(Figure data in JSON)
--- Start ---
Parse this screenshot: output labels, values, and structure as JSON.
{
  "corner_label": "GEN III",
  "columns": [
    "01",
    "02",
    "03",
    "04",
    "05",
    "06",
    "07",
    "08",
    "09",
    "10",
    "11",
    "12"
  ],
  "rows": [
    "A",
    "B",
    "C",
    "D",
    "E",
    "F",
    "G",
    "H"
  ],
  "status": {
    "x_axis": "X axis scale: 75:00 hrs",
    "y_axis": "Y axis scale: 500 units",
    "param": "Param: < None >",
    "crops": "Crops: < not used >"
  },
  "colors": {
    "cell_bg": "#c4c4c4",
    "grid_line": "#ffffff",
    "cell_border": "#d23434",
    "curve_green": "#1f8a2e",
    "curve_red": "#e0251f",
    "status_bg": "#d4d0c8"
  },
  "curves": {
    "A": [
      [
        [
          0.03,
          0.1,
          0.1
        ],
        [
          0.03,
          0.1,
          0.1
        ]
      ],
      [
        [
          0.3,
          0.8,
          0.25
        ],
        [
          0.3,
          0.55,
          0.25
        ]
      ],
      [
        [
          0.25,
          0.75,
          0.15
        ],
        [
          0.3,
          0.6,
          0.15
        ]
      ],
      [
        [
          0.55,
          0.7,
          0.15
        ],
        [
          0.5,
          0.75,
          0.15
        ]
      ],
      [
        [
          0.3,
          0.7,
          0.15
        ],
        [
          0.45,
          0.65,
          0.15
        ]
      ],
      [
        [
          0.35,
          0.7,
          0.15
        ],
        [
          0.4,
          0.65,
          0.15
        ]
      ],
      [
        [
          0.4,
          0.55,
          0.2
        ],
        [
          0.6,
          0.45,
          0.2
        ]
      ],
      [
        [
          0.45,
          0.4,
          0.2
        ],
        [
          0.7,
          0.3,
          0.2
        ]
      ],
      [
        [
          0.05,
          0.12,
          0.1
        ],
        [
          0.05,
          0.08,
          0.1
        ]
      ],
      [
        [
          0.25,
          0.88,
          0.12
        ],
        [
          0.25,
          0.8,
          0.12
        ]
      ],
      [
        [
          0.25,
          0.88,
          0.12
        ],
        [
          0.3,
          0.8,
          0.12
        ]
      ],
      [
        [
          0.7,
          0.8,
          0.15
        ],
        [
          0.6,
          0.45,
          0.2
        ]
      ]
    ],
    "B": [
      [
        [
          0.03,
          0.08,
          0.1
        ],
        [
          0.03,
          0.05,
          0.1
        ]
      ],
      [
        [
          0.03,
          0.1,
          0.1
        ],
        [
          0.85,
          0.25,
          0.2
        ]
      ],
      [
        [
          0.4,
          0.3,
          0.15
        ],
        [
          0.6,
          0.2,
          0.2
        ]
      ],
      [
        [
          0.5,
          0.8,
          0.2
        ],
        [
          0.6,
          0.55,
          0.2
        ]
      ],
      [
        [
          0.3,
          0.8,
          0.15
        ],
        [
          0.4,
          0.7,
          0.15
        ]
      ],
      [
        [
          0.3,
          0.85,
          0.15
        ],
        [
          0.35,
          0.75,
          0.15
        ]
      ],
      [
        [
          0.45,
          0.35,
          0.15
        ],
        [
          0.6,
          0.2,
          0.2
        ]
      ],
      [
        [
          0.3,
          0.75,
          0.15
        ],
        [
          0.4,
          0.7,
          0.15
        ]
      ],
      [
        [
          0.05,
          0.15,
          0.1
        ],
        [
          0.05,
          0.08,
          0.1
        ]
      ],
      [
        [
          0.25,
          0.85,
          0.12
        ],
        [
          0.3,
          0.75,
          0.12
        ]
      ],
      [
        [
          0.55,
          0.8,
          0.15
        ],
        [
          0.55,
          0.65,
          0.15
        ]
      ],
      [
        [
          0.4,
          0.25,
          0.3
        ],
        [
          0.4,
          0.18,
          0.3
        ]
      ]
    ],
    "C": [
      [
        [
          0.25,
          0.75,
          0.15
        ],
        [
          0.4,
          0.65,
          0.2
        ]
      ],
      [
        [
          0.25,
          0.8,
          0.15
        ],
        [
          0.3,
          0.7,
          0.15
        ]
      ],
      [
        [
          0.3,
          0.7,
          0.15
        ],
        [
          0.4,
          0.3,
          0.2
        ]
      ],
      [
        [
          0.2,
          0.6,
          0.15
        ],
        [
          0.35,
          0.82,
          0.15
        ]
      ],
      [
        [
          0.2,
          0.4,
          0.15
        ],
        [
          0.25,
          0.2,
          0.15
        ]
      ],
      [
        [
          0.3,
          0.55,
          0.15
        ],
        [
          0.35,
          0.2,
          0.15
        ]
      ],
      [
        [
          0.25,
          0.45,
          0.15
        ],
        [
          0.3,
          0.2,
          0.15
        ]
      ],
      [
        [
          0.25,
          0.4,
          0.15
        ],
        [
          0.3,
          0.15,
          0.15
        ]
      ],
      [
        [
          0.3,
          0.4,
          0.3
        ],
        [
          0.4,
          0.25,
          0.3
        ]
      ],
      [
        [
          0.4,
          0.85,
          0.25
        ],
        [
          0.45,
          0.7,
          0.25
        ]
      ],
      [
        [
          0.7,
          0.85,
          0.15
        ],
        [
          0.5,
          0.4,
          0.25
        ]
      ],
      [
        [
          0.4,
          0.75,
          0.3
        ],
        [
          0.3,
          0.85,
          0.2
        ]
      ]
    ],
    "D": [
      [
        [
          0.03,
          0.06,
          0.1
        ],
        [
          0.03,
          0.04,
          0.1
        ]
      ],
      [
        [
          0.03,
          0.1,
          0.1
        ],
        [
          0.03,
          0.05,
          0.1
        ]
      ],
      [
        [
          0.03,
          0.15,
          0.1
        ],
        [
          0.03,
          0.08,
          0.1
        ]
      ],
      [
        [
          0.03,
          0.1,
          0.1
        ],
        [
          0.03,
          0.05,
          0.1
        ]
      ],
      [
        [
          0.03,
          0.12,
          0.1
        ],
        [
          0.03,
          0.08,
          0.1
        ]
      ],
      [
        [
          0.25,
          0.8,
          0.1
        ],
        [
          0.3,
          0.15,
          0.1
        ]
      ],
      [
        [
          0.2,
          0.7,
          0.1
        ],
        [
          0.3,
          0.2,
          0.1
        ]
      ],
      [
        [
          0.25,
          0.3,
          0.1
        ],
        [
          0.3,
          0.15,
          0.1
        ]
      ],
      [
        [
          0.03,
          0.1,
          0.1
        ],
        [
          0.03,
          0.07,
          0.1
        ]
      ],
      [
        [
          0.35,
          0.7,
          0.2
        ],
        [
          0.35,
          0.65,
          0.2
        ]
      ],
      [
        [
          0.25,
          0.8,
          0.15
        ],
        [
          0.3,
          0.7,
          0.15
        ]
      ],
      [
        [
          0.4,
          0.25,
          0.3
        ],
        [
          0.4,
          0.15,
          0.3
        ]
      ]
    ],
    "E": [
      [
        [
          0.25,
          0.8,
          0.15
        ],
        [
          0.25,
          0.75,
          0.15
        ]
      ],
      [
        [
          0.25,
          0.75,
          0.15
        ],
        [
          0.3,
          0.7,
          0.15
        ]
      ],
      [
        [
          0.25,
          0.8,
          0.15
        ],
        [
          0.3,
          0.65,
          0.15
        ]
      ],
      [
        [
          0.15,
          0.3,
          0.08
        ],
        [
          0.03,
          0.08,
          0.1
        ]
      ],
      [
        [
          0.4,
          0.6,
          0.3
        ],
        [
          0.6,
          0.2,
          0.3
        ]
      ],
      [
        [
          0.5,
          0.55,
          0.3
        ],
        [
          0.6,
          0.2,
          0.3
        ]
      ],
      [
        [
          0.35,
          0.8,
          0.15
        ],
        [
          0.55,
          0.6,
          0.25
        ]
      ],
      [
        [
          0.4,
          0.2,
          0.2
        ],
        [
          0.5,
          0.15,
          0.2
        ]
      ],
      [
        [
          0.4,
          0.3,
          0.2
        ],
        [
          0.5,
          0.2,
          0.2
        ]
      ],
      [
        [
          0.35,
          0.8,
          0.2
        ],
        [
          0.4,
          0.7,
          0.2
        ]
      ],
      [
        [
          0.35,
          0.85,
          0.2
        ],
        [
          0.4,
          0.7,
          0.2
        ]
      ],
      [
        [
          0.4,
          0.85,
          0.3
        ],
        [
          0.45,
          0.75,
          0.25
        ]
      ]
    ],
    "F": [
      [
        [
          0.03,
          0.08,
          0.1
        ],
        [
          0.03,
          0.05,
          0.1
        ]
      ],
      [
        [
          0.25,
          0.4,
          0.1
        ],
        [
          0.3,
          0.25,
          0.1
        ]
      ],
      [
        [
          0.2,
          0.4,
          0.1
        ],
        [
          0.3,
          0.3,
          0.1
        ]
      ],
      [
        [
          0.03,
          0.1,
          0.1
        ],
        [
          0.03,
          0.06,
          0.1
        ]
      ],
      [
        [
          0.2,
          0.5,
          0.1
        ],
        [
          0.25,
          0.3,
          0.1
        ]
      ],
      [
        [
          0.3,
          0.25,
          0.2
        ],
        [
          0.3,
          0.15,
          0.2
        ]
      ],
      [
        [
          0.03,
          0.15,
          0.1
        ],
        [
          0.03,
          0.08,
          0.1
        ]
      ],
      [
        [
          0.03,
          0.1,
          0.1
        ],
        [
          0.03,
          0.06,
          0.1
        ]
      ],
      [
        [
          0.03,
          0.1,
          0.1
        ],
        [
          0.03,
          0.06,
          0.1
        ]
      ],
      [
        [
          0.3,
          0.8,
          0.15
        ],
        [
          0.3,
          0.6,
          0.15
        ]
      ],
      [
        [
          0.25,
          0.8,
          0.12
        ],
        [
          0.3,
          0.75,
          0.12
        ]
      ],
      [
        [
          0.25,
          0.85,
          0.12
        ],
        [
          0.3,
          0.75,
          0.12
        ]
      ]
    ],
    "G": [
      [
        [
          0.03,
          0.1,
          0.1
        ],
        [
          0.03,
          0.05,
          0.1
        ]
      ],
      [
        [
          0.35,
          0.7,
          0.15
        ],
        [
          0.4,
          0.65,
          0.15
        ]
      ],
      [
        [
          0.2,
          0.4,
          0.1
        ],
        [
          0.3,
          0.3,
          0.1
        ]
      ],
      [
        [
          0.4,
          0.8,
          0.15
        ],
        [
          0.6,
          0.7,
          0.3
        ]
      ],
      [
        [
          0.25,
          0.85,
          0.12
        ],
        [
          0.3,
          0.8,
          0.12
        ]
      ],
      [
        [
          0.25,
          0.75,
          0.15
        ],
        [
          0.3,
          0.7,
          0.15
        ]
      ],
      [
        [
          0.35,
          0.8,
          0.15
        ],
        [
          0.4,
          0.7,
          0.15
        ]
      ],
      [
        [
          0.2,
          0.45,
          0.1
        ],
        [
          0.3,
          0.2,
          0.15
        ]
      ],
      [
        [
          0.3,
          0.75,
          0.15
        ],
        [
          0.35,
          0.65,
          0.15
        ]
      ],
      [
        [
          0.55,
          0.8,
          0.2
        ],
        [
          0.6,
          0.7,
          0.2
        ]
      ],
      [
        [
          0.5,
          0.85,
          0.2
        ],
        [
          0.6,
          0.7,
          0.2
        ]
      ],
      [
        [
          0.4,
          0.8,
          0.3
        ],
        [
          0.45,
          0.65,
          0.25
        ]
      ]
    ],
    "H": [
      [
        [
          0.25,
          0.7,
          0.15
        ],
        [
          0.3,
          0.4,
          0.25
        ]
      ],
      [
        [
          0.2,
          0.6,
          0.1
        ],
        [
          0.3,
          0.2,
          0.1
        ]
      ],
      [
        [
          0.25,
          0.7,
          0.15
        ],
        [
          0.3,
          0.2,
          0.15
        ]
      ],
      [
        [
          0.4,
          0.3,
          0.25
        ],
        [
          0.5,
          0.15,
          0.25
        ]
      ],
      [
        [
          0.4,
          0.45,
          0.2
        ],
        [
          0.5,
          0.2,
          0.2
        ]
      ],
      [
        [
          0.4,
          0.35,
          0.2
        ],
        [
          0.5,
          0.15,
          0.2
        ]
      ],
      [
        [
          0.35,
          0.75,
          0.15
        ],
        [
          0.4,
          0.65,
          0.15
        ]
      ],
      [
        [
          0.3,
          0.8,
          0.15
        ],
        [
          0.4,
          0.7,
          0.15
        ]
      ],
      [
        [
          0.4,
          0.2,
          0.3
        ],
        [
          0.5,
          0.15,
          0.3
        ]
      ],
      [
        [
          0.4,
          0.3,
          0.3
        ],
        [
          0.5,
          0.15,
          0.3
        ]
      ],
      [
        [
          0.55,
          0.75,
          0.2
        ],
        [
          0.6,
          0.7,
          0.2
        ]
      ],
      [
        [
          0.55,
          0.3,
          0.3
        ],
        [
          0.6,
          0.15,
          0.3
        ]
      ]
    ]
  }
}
--- End ---
→ Aim
In the records above, find each line holding "axis" and copy it.

→ Full answer
    "x_axis": "X axis scale: 75:00 hrs",
    "y_axis": "Y axis scale: 500 units",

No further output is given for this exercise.